> _Goal of the exercise_: Note how many lines in the entries contain the string "this", then give that number and nothing else.

_ _ _

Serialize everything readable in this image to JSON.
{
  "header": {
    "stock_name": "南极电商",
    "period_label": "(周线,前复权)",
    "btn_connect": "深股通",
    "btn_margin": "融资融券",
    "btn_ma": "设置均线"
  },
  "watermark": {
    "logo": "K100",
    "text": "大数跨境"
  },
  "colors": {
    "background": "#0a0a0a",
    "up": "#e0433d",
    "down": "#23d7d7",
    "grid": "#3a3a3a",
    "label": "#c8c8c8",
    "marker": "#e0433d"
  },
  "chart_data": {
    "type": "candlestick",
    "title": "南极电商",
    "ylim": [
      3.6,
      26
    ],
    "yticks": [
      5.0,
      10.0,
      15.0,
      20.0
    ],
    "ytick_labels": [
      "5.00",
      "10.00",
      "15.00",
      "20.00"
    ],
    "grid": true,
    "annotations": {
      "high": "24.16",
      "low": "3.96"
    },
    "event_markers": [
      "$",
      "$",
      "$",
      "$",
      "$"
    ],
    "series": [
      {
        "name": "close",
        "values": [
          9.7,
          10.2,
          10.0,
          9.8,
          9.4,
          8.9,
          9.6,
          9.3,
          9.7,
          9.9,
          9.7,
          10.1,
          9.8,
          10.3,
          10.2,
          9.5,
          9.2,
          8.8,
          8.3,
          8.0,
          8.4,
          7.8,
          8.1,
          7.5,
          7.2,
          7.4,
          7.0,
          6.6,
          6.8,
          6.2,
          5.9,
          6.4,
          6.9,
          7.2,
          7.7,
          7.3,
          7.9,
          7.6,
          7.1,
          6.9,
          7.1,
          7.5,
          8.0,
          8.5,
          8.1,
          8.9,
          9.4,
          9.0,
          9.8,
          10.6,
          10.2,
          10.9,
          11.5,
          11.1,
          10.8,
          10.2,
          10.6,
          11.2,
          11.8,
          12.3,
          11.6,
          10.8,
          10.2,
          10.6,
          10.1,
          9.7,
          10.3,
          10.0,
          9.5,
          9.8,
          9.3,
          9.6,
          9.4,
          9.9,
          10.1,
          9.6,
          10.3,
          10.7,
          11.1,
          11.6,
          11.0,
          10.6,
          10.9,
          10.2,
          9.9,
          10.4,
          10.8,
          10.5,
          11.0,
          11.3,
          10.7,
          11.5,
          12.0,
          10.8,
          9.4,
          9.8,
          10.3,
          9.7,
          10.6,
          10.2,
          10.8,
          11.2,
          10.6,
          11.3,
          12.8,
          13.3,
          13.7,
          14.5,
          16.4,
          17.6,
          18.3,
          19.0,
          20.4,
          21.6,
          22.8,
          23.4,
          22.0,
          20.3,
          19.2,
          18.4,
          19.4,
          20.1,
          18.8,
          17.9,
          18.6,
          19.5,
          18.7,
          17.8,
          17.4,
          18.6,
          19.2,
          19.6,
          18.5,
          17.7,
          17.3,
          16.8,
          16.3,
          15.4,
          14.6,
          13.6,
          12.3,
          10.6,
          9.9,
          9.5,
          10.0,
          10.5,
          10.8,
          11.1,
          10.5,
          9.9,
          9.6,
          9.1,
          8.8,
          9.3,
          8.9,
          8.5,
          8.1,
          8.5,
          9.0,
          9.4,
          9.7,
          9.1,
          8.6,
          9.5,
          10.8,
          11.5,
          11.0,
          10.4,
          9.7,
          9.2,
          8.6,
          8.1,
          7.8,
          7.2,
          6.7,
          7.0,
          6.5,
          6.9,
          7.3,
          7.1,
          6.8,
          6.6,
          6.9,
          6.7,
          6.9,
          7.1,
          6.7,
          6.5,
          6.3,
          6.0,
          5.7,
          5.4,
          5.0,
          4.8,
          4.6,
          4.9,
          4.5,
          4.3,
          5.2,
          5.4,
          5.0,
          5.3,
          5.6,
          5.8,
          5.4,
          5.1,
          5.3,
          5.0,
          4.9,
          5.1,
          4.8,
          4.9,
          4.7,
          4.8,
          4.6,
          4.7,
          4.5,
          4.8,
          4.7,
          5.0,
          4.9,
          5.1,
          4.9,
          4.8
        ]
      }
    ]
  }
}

_ _ _

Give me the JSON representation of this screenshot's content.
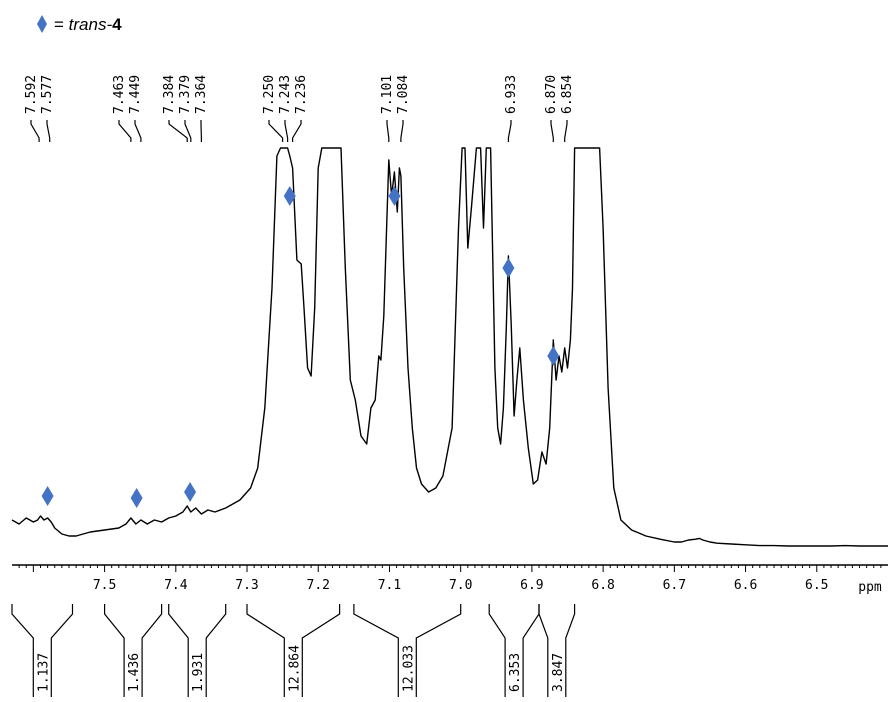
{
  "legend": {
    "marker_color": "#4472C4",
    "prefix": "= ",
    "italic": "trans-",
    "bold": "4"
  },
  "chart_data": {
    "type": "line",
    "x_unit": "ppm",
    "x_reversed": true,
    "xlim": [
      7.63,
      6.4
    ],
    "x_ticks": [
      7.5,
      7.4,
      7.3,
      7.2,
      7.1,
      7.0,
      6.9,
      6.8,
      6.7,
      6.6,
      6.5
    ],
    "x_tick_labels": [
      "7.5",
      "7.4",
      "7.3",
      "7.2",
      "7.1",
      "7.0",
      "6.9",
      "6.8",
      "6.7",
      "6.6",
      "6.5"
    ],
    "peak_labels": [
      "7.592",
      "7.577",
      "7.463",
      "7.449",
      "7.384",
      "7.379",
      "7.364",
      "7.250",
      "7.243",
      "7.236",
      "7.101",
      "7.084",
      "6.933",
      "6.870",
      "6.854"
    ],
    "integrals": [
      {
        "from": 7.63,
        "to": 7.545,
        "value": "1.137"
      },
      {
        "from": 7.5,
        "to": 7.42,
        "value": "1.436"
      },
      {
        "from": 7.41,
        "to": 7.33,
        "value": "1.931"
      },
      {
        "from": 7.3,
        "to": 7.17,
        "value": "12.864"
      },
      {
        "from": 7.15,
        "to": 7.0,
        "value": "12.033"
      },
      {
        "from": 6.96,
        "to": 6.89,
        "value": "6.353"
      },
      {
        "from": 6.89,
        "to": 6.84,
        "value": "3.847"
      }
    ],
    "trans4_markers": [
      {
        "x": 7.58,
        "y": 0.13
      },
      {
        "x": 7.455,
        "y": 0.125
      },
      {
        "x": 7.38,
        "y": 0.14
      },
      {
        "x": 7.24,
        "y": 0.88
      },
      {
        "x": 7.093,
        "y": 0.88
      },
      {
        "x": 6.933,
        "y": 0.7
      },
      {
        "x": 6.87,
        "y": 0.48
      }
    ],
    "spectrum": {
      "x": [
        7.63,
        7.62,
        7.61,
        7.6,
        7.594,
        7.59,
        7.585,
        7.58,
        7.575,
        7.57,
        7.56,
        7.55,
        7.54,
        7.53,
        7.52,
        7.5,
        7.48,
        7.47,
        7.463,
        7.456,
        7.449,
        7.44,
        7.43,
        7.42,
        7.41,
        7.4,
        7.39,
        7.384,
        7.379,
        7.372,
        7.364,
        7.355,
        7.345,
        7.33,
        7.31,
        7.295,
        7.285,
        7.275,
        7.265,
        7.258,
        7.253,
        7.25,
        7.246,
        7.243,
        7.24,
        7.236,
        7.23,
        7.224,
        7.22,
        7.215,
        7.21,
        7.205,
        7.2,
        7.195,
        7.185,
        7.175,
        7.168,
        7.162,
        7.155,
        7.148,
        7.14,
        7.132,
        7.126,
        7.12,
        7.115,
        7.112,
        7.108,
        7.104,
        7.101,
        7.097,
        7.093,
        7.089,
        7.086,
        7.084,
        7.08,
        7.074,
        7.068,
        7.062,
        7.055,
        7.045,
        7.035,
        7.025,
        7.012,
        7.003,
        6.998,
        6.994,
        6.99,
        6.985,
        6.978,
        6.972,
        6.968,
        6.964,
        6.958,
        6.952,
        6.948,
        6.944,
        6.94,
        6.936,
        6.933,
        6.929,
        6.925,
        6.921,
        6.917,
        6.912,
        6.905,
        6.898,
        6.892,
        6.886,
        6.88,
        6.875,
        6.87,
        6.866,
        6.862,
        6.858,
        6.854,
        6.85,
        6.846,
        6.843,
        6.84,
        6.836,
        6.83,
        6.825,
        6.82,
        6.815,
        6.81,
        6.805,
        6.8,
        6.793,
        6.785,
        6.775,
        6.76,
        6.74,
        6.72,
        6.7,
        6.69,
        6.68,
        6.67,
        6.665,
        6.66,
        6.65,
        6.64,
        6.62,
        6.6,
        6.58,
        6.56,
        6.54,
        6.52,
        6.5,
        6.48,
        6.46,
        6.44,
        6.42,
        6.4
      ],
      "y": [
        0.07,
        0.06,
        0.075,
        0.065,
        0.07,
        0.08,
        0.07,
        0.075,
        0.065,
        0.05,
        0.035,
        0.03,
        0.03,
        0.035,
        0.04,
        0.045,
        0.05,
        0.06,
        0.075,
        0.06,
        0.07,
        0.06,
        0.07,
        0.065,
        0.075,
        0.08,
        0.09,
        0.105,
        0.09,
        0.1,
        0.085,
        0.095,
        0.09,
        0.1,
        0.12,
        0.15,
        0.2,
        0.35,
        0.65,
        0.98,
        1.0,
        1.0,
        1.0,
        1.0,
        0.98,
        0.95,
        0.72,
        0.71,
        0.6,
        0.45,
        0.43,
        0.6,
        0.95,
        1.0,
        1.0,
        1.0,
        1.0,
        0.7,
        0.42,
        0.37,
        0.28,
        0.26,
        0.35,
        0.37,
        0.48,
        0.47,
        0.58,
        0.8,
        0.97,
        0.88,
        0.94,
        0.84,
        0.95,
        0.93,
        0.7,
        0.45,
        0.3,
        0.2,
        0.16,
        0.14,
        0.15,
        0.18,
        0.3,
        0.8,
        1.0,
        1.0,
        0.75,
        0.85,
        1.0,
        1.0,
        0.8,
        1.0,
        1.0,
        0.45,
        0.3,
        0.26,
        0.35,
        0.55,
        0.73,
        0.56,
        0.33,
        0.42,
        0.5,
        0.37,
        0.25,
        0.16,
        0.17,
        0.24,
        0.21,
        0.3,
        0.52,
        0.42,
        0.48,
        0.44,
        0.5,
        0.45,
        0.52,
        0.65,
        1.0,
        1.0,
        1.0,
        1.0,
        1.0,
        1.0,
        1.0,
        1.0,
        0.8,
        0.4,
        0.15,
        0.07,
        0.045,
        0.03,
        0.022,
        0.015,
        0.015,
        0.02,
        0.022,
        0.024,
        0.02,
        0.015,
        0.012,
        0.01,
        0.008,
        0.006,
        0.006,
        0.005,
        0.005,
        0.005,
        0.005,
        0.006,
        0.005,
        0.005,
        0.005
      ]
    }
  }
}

_ _ _

> _Completed task_: 2